§ WHAT THE EXERCISE ASKS
Search the listing for the string "персонал" and copy every line that contains it.

§ Stored data entries
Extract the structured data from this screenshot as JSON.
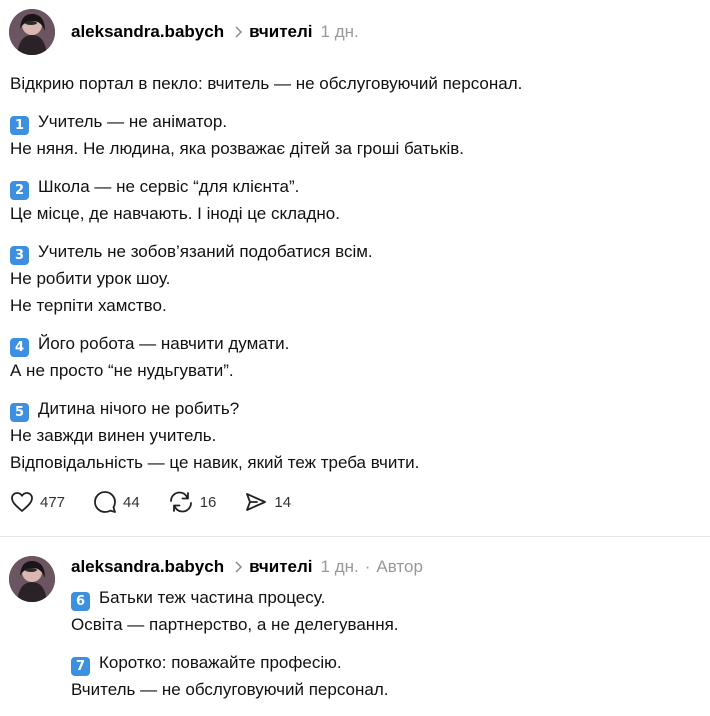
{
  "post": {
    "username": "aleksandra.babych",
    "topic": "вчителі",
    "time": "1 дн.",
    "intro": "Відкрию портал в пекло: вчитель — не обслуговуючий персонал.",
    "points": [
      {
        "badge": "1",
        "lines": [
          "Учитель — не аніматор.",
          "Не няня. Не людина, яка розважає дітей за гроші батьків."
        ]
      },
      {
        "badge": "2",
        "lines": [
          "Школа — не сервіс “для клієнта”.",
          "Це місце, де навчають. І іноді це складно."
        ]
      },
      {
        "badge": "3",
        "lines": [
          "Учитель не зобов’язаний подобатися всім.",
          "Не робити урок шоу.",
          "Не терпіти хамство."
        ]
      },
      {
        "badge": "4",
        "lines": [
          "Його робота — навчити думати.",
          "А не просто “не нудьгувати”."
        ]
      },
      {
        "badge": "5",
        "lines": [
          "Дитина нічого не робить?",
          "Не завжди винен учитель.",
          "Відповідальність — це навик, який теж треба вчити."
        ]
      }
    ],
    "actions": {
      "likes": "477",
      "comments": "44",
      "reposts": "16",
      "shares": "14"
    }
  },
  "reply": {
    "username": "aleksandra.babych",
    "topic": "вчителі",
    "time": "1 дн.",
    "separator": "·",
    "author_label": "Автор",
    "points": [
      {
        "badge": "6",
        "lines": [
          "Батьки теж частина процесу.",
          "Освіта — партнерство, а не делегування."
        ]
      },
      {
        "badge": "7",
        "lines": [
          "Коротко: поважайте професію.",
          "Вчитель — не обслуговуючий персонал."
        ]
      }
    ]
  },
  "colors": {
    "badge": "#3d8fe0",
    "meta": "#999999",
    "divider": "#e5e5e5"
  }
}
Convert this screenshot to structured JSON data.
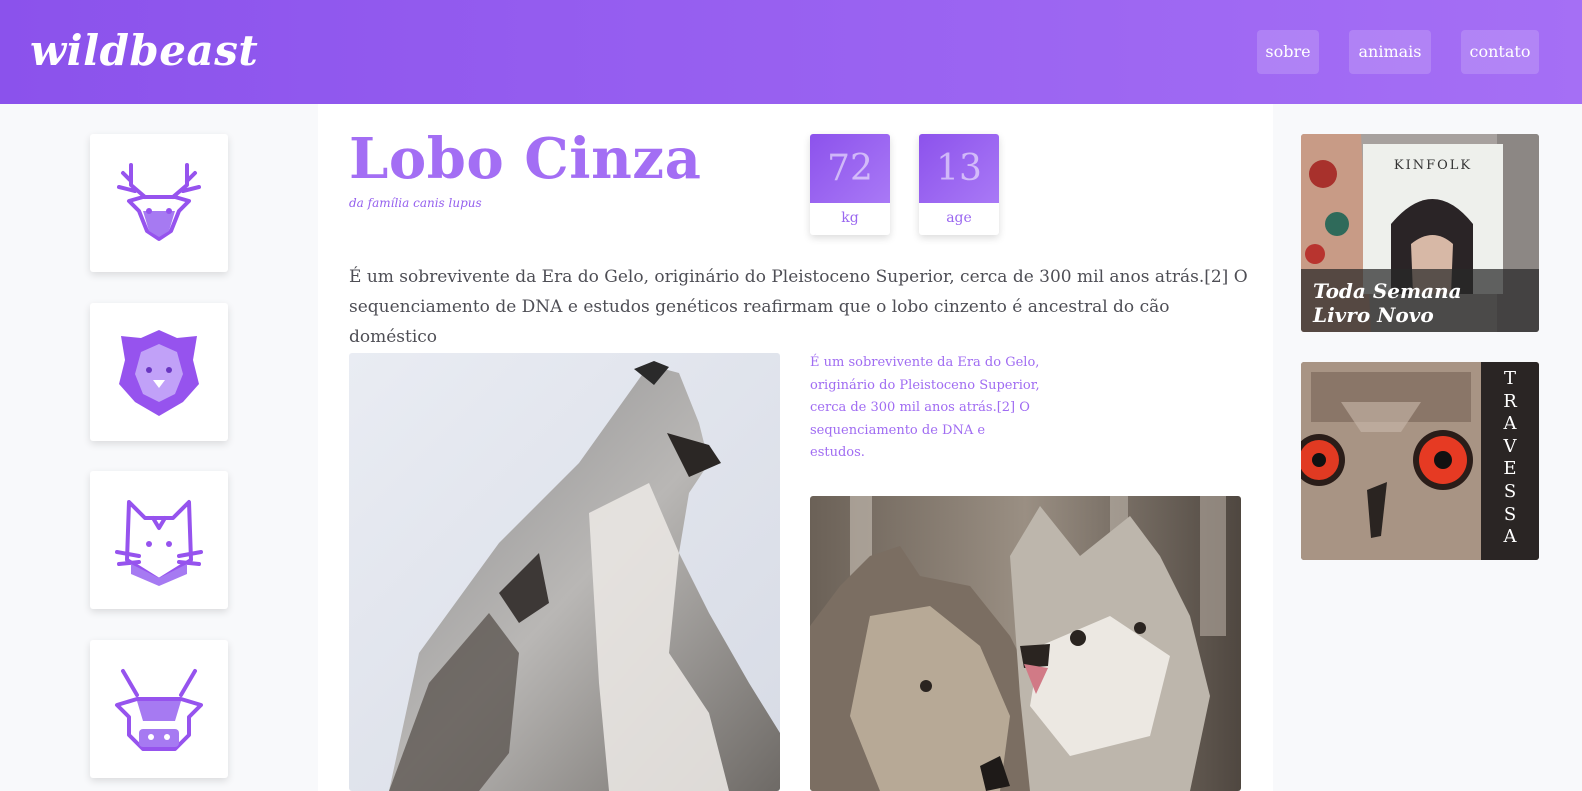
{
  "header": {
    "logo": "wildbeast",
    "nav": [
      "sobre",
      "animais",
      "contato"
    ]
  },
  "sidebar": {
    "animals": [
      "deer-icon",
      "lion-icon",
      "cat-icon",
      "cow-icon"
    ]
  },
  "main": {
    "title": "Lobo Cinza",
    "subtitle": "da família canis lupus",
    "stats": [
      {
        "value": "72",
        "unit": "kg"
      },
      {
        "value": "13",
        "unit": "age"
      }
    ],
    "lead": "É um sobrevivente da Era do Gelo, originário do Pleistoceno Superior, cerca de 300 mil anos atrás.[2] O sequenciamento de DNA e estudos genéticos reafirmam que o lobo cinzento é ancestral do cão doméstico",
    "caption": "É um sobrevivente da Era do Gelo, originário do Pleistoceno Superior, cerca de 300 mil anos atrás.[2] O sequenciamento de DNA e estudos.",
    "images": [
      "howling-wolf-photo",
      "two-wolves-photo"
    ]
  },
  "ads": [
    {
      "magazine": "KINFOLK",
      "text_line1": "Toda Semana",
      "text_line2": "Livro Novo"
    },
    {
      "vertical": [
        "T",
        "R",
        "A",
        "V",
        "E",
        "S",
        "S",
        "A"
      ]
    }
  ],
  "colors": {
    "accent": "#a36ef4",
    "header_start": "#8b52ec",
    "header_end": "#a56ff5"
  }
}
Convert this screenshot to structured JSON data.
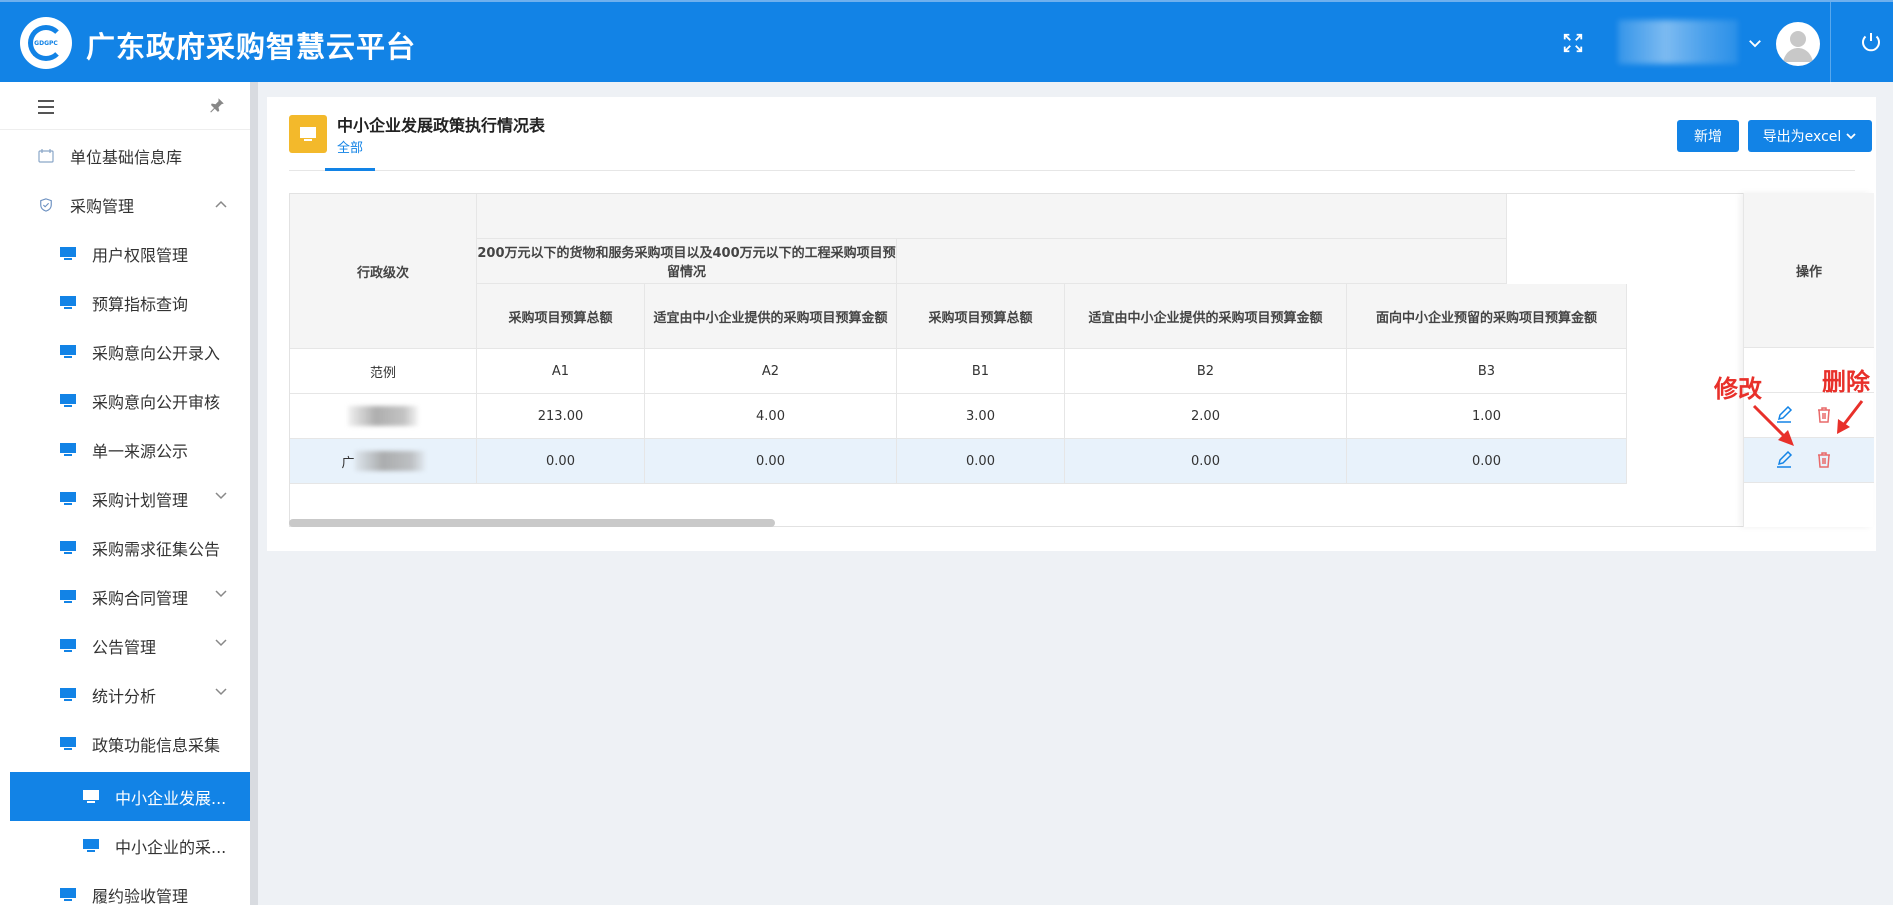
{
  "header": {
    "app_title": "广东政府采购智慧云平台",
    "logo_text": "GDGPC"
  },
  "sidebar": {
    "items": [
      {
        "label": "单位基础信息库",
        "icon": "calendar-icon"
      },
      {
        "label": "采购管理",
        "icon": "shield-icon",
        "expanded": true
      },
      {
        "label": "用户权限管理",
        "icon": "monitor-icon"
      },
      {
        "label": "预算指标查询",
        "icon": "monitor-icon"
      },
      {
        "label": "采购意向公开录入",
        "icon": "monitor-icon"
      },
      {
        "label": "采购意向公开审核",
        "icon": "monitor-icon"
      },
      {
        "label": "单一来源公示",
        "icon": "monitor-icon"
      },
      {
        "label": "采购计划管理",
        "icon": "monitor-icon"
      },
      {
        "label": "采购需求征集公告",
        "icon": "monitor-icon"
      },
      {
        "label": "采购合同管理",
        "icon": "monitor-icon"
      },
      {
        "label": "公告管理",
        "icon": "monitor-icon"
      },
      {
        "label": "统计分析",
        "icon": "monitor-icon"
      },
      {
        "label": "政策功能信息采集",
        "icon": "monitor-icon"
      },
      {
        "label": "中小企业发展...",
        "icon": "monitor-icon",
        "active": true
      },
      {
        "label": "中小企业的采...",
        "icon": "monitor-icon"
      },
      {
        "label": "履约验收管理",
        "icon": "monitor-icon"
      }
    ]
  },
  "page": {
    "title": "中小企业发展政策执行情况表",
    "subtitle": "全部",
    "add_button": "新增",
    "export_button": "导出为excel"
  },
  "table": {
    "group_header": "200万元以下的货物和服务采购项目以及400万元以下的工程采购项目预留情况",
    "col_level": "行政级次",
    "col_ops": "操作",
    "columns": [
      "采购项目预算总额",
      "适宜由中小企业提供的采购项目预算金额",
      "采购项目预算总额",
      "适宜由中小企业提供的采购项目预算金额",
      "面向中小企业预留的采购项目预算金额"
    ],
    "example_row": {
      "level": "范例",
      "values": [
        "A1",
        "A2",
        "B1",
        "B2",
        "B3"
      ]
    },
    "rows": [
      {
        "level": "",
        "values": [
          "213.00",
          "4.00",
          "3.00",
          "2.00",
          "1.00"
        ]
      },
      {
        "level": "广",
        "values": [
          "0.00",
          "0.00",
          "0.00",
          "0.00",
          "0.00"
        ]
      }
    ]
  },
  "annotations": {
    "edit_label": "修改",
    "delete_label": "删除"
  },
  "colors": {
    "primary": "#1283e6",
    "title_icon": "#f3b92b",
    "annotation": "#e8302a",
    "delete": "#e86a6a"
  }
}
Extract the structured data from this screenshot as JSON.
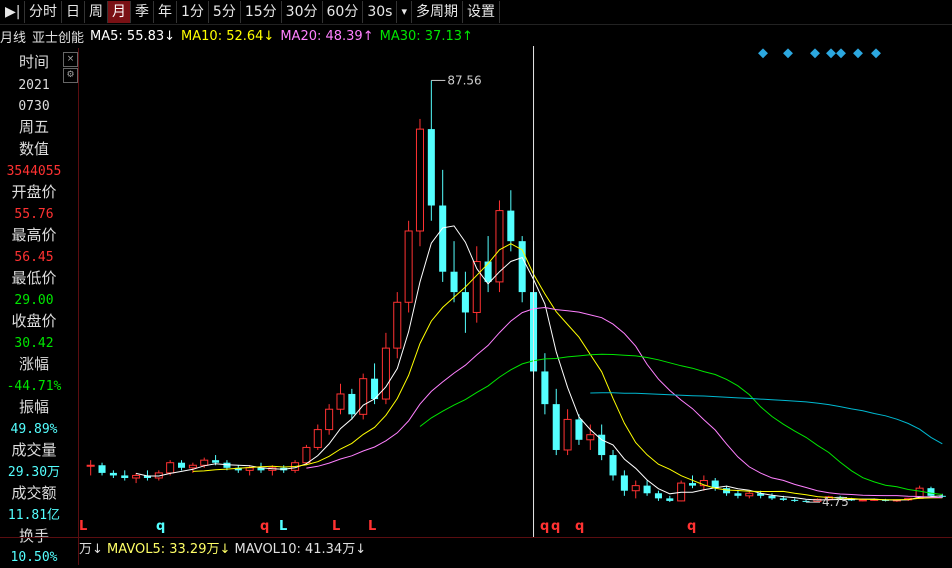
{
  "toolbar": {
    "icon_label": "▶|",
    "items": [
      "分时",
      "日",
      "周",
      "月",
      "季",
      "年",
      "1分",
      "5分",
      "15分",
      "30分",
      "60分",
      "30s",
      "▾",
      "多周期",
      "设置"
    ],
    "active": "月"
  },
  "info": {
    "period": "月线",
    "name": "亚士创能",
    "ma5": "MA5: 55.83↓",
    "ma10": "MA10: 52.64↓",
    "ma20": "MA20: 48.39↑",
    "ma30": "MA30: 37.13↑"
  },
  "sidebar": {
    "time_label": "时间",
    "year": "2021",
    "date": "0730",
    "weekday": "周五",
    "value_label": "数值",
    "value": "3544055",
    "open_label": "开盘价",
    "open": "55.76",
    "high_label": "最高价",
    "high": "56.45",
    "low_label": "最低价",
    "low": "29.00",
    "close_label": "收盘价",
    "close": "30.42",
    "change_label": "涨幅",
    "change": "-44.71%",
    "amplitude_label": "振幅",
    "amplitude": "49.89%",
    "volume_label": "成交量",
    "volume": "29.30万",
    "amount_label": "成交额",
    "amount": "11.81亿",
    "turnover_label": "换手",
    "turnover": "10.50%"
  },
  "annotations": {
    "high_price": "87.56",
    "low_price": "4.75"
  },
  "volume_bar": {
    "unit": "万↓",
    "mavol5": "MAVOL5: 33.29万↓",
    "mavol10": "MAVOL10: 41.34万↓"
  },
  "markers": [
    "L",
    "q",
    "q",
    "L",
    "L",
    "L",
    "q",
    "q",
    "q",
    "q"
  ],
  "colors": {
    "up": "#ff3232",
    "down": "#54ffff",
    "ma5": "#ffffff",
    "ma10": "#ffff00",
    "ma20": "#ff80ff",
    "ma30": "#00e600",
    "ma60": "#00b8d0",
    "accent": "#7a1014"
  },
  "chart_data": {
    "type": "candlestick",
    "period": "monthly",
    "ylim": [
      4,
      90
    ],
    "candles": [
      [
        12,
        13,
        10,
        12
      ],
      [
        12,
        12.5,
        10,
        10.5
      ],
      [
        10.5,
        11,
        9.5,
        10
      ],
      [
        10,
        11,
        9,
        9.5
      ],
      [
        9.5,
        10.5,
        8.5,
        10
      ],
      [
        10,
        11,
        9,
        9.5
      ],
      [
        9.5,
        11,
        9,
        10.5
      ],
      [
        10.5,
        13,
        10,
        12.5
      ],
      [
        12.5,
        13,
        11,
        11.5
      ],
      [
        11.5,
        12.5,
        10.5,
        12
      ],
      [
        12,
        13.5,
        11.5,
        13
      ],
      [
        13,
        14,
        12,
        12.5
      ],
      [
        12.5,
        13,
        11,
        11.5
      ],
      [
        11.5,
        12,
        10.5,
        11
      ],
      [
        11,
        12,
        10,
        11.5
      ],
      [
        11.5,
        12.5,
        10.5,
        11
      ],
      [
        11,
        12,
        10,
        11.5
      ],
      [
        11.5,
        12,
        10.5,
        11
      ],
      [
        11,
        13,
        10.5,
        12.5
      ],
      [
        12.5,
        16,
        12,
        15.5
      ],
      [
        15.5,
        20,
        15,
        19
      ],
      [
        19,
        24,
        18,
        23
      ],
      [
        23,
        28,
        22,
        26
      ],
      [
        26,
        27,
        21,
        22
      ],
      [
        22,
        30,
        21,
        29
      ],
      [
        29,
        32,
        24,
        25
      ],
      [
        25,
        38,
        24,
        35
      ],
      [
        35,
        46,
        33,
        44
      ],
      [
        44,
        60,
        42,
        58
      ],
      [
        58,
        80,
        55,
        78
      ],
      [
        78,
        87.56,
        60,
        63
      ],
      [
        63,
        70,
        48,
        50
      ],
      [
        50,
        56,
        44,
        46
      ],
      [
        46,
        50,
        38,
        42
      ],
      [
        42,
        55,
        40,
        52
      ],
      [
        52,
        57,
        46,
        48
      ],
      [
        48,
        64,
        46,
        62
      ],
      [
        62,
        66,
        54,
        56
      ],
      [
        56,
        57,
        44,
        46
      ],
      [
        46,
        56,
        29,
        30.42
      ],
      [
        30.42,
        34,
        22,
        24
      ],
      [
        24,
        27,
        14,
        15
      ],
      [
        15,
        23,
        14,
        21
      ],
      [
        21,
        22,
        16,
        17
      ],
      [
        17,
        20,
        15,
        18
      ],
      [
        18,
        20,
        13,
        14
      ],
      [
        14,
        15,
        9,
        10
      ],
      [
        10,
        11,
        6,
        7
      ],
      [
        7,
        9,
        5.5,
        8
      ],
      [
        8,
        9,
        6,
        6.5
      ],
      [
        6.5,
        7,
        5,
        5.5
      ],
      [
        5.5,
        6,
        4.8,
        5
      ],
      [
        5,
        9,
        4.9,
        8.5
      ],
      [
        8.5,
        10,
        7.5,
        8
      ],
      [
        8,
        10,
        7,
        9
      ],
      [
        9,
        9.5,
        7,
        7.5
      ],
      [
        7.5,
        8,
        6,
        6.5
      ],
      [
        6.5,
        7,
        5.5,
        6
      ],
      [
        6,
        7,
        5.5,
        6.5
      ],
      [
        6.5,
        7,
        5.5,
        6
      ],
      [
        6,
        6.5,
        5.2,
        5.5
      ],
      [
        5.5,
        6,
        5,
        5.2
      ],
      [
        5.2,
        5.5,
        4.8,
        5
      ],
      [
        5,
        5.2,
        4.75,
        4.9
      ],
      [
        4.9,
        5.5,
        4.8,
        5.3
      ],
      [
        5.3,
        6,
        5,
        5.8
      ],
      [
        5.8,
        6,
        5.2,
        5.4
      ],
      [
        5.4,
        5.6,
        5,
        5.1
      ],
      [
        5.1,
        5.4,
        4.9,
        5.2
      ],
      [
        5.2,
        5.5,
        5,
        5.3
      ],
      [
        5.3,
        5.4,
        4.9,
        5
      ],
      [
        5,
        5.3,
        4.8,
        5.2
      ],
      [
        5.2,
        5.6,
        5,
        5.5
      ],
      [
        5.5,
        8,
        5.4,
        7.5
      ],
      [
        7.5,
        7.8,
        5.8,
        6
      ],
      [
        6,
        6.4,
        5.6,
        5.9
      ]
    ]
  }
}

§ EXERCISE SOLUTION
    "intro": "Відкрию портал в пекло: вчитель — не обслуговуючий персонал.",
          "Вчитель — не обслуговуючий персонал."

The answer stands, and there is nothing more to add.